[Dataset entries]
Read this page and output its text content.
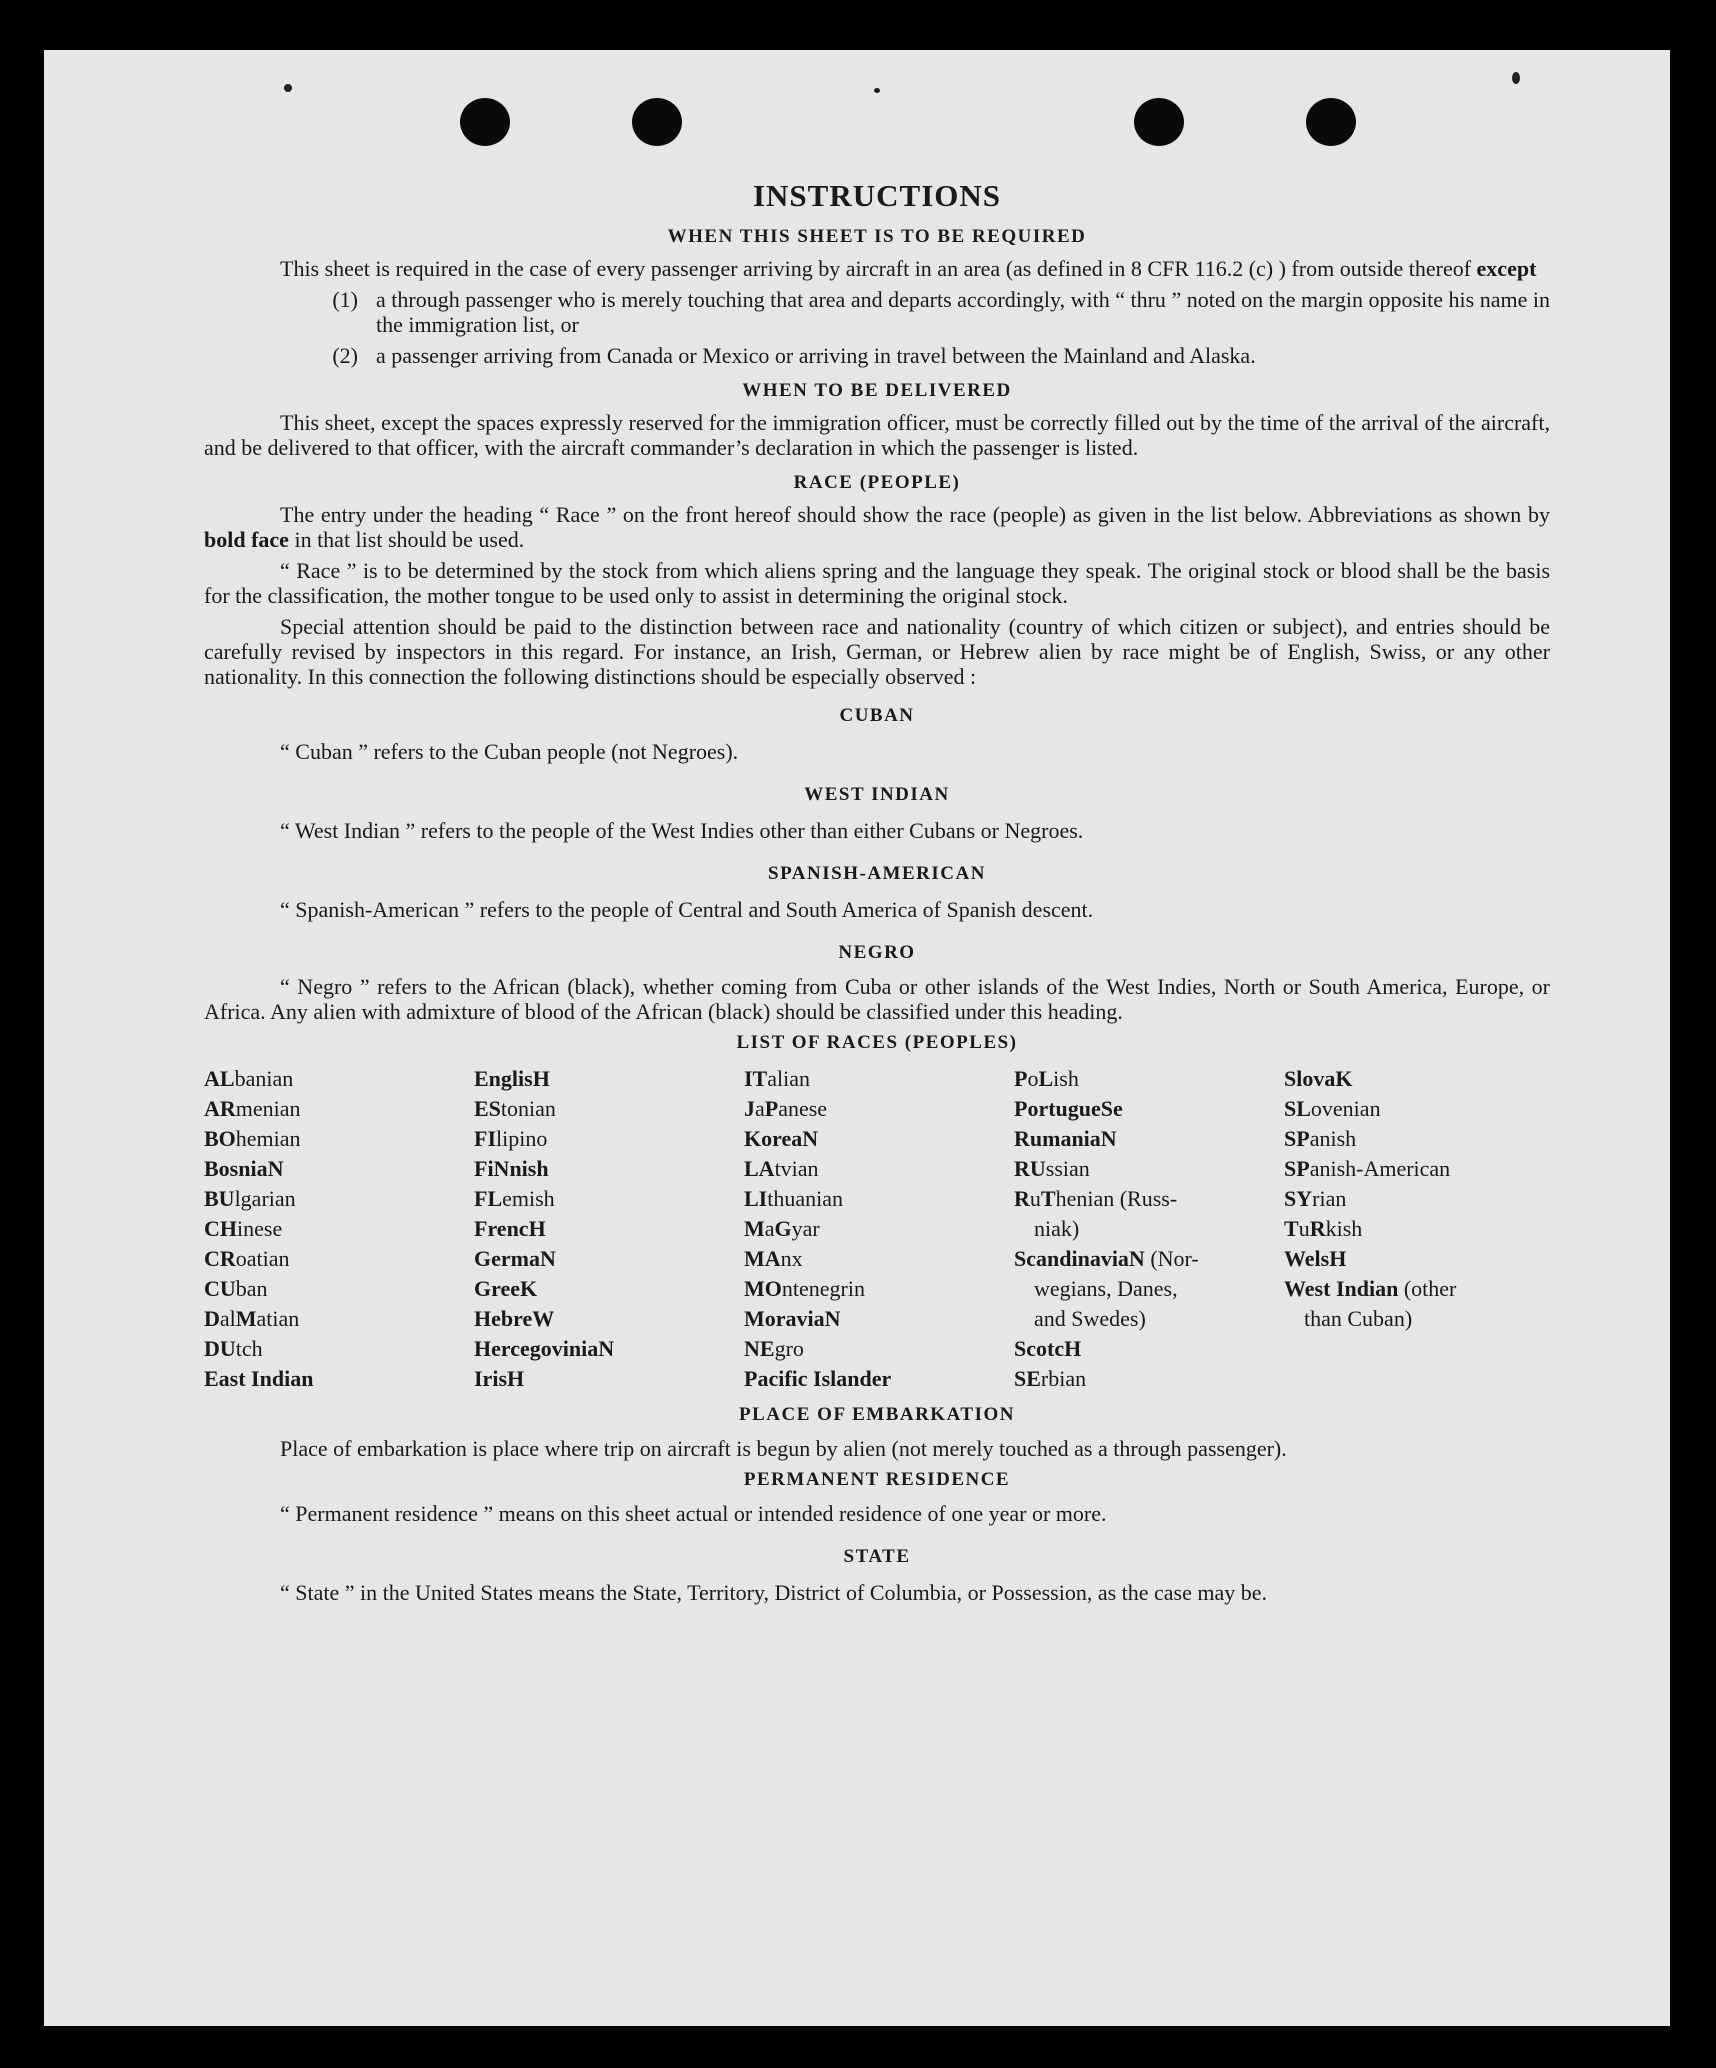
INSTRUCTIONS
WHEN THIS SHEET IS TO BE REQUIRED

This sheet is required in the case of every passenger arriving by aircraft in an area (as defined in 8 CFR 116.2 (c) ) from outside thereof except

(1) a through passenger who is merely touching that area and departs accordingly, with “ thru ” noted on the margin opposite his name in the immigration list, or
(2) a passenger arriving from Canada or Mexico or arriving in travel between the Mainland and Alaska.
WHEN TO BE DELIVERED

This sheet, except the spaces expressly reserved for the immigration officer, must be correctly filled out by the time of the arrival of the aircraft, and be delivered to that officer, with the aircraft commander’s declaration in which the passenger is listed.

RACE (PEOPLE)

The entry under the heading “ Race ” on the front hereof should show the race (people) as given in the list below. Abbreviations as shown by bold face in that list should be used.

“ Race ” is to be determined by the stock from which aliens spring and the language they speak. The original stock or blood shall be the basis for the classification, the mother tongue to be used only to assist in determining the original stock.

Special attention should be paid to the distinction between race and nationality (country of which citizen or subject), and entries should be carefully revised by inspectors in this regard. For instance, an Irish, German, or Hebrew alien by race might be of English, Swiss, or any other nationality. In this connection the following distinctions should be especially observed :

CUBAN

“ Cuban ” refers to the Cuban people (not Negroes).

WEST INDIAN

“ West Indian ” refers to the people of the West Indies other than either Cubans or Negroes.

SPANISH-AMERICAN

“ Spanish-American ” refers to the people of Central and South America of Spanish descent.

NEGRO

“ Negro ” refers to the African (black), whether coming from Cuba or other islands of the West Indies, North or South America, Europe, or Africa. Any alien with admixture of blood of the African (black) should be classified under this heading.

LIST OF RACES (PEOPLES)
ALbanian
ARmenian
BOhemian
BosniaN
BUlgarian
CHinese
CRoatian
CUban
DalMatian
DUtch
East Indian
EnglisH
EStonian
FIlipino
FiNnish
FLemish
FrencH
GermaN
GreeK
HebreW
HercegoviniaN
IrisH
ITalian
JaPanese
KoreaN
LAtvian
LIthuanian
MaGyar
MAnx
MOntenegrin
MoraviaN
NEgro
Pacific Islander
PoLish
PortugueSe
RumaniaN
RUssian
RuThenian (Russ-
niak)
ScandinaviaN (Nor-
wegians, Danes,
and Swedes)
ScotcH
SErbian
SlovaK
SLovenian
SPanish
SPanish-American
SYrian
TuRkish
WelsH
West Indian (other
than Cuban)
PLACE OF EMBARKATION

Place of embarkation is place where trip on aircraft is begun by alien (not merely touched as a through passenger).

PERMANENT RESIDENCE

“ Permanent residence ” means on this sheet actual or intended residence of one year or more.

STATE

“ State ” in the United States means the State, Territory, District of Columbia, or Possession, as the case may be.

§ WORK TO DO:
Within the entries above, report how many lines include "aircraft", and keep the answer to the number.

§ SOLUTION BELOW:
3